** BEGIN Provided entries **

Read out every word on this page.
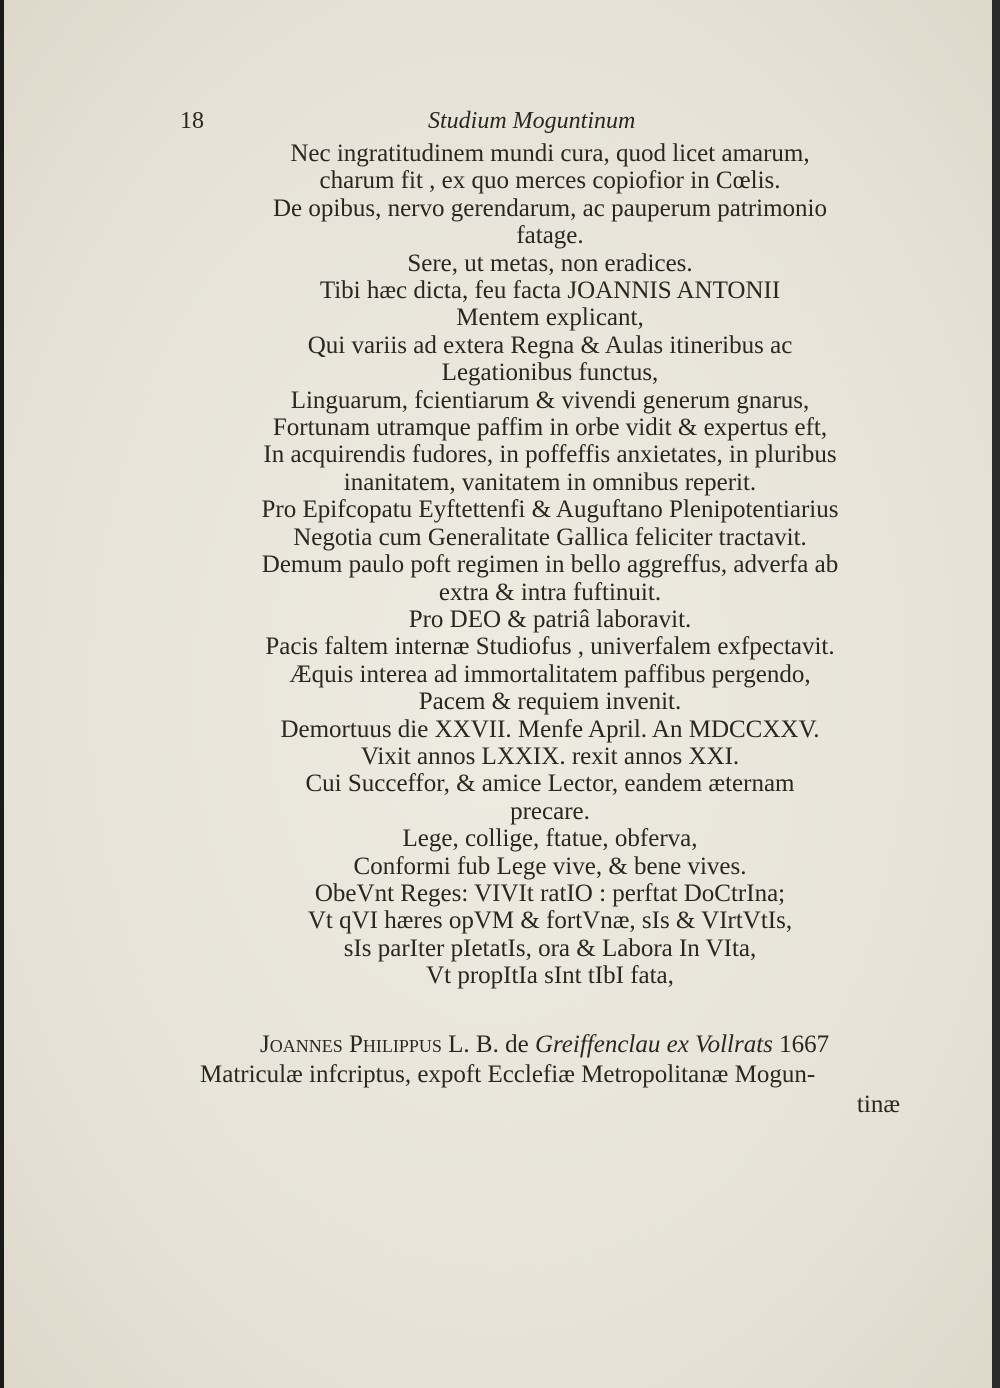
18	Studium Moguntinum
Nec ingratitudinem mundi cura, quod licet amarum,
charum fit , ex quo merces copiofior in Cœlis.
De opibus, nervo gerendarum, ac pauperum patrimonio
fatage.
Sere, ut metas, non eradices.
Tibi hæc dicta, feu facta JOANNIS ANTONII
Mentem explicant,
Qui variis ad extera Regna & Aulas itineribus ac
Legationibus functus,
Linguarum, fcientiarum & vivendi generum gnarus,
Fortunam utramque paffim in orbe vidit & expertus eft,
In acquirendis fudores, in poffeffis anxietates, in pluribus
inanitatem, vanitatem in omnibus reperit.
Pro Epifcopatu Eyftettenfi & Auguftano Plenipotentiarius
Negotia cum Generalitate Gallica feliciter tractavit.
Demum paulo poft regimen in bello aggreffus, adverfa ab
extra & intra fuftinuit.
Pro DEO & patriâ laboravit.
Pacis faltem internæ Studiofus , univerfalem exfpectavit.
Æquis interea ad immortalitatem paffibus pergendo,
Pacem & requiem invenit.
Demortuus die XXVII. Menfe April. An MDCCXXV.
Vixit annos LXXIX. rexit annos XXI.
Cui Succeffor, & amice Lector, eandem æternam
precare.
Lege, collige, ftatue, obferva,
Conformi fub Lege vive, & bene vives.
ObeVnt Reges: VIVIt ratIO : perftat DoCtrIna;
Vt qVI hæres opVM & fortVnæ, sIs & VIrtVtIs,
sIs parIter pIetatIs, ora & Labora In VIta,
Vt propItIa sInt tIbI fata,
Joannes Philippus L. B. de Greiffenclau ex Vollrats 1667
Matriculæ infcriptus, expoft Ecclefiæ Metropolitanæ Mogun-
tinæ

** END Provided entries **

* [Requirements]: Extract all lines of the records above that include "Lege".

* [Exercise output]:
Lege, collige, ftatue, obferva,
Conformi fub Lege vive, & bene vives.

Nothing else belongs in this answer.